EXERCISE
Look through the data below. Collect every line where the word "metre" occurs.

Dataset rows
..........

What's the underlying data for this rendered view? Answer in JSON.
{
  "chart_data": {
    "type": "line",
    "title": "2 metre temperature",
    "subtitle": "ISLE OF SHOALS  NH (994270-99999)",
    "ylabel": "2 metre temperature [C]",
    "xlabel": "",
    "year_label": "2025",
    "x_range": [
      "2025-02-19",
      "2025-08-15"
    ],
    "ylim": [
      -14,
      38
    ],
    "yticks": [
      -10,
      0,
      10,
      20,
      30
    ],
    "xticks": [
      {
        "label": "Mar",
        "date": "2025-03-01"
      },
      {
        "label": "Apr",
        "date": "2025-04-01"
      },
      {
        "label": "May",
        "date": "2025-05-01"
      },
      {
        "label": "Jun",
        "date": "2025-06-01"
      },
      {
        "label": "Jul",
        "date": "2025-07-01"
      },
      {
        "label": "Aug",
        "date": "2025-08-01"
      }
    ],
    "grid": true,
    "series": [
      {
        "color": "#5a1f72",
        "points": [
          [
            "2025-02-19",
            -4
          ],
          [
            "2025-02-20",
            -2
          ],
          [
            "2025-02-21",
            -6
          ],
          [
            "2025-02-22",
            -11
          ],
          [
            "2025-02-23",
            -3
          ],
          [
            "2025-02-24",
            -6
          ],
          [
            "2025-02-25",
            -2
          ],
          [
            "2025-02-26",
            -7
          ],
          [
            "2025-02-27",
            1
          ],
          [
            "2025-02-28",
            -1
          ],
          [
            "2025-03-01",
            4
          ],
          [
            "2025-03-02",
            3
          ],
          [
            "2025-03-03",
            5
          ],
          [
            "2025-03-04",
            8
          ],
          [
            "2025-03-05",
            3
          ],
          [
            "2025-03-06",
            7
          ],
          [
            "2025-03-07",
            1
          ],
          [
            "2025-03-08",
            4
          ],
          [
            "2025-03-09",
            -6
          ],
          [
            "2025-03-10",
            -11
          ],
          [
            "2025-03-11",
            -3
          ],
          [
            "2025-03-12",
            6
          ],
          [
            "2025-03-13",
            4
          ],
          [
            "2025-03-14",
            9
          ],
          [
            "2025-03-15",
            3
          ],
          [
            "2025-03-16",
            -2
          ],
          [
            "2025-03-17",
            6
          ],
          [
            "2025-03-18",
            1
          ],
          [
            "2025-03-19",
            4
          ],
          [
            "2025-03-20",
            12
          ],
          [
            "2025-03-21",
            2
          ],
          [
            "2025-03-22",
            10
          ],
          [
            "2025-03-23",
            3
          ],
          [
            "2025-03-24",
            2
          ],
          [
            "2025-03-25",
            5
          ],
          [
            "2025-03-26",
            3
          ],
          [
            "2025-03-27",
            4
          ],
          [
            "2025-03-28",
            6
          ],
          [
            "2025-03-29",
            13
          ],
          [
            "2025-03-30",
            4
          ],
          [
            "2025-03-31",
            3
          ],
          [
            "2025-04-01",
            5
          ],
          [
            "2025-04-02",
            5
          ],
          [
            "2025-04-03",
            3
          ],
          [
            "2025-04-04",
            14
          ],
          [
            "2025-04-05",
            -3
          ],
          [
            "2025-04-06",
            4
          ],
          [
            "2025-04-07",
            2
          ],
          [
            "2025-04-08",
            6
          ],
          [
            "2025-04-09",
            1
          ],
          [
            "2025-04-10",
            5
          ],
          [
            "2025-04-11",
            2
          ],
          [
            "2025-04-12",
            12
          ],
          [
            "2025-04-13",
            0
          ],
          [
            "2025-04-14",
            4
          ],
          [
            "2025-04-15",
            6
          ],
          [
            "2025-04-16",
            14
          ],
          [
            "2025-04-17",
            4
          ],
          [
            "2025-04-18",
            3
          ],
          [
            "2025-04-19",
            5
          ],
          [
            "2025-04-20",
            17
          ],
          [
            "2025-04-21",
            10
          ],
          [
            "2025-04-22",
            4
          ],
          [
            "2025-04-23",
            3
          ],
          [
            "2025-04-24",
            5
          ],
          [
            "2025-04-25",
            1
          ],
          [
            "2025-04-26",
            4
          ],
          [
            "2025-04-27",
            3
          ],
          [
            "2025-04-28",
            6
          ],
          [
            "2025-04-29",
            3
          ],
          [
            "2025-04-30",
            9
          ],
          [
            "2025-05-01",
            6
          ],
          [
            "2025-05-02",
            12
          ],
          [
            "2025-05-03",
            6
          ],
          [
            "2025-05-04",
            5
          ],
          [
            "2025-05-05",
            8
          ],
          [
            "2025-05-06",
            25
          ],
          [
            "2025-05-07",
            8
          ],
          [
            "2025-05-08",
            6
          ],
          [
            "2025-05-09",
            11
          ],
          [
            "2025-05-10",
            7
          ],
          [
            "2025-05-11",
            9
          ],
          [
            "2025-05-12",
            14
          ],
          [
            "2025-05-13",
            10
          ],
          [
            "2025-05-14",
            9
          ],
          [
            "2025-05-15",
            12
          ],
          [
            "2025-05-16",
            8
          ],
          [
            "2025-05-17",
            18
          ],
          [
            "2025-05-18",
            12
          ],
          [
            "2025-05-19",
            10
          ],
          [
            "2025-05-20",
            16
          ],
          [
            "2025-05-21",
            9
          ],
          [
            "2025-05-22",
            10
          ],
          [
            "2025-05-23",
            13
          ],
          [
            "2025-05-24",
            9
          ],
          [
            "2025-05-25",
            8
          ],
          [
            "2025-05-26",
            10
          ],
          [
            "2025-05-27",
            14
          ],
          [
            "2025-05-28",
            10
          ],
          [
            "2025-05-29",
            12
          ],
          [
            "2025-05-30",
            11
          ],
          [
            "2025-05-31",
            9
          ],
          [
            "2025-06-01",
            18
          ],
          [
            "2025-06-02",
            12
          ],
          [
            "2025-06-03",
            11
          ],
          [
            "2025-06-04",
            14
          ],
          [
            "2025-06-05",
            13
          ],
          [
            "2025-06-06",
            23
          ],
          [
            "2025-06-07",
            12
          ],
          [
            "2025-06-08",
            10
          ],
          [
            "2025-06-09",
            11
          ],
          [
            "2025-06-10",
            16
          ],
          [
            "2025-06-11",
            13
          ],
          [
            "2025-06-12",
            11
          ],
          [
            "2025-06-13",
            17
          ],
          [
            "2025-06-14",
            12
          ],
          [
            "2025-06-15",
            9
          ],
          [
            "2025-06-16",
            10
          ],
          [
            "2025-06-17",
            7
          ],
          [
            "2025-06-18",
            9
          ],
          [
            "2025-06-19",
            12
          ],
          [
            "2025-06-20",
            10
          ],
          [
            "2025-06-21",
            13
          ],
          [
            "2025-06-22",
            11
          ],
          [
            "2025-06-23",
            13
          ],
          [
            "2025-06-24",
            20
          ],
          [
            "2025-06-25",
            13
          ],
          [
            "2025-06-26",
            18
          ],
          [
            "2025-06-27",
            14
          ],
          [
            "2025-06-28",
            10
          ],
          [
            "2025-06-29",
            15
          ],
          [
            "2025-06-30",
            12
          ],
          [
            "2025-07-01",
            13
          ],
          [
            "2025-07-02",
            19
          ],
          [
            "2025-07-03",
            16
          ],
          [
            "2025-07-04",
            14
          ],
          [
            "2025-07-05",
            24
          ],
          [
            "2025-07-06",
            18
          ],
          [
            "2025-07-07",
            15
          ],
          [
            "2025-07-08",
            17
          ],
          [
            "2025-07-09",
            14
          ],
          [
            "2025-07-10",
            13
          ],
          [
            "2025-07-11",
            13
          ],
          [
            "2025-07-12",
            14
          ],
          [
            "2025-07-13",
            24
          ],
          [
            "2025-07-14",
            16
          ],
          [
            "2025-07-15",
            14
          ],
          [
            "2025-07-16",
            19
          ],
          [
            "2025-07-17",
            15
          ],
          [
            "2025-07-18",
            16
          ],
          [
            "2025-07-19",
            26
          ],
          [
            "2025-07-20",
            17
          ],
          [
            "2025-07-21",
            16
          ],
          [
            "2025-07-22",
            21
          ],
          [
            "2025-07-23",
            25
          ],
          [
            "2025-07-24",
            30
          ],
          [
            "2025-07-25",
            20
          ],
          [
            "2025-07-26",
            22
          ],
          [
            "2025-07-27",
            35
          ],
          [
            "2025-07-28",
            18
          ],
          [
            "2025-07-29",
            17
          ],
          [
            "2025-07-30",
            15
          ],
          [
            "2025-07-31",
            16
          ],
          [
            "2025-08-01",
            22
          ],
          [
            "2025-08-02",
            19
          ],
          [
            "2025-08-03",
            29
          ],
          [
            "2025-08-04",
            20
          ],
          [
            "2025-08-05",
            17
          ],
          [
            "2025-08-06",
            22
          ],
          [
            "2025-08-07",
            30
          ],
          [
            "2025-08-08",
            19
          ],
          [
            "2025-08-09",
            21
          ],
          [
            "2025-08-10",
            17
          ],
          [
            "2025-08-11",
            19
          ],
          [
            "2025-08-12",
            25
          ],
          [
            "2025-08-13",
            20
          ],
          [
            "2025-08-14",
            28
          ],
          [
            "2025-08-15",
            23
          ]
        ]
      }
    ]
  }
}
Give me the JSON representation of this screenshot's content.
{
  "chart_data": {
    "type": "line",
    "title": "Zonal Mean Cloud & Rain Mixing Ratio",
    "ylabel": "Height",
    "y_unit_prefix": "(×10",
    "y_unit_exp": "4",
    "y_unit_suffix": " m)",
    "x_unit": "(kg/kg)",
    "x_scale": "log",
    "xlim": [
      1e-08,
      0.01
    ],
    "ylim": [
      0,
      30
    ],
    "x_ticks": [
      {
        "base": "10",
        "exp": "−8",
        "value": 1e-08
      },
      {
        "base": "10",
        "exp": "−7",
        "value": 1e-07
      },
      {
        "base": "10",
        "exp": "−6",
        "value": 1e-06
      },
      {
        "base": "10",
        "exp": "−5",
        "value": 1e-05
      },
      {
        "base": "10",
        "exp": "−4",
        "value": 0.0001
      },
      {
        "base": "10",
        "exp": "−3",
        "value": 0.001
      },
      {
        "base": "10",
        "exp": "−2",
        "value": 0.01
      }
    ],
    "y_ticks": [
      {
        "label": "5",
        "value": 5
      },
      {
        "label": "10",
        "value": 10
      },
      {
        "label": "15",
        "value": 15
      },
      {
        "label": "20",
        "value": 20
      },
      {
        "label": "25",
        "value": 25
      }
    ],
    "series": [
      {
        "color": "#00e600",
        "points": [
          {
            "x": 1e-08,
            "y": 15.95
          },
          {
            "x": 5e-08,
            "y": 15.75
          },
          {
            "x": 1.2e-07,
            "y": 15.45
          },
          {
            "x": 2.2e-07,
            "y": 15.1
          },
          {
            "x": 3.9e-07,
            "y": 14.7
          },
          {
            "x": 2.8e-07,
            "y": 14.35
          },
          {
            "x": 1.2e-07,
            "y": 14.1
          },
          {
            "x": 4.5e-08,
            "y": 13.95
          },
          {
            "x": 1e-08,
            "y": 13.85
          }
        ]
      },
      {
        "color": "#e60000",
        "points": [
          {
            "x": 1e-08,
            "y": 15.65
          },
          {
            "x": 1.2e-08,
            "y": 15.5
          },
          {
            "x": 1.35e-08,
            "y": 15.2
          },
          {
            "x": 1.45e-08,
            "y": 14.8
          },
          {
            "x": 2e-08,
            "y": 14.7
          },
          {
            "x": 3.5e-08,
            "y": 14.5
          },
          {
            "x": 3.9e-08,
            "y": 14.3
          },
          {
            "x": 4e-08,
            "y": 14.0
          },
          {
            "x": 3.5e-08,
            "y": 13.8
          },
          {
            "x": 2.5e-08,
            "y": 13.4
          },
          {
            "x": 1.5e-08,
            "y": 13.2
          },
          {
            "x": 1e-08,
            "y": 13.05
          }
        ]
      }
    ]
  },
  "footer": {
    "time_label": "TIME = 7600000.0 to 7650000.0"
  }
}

..........

COMPLETE RESPONSE
    "title": "2 metre temperature",
    "ylabel": "2 metre temperature [C]",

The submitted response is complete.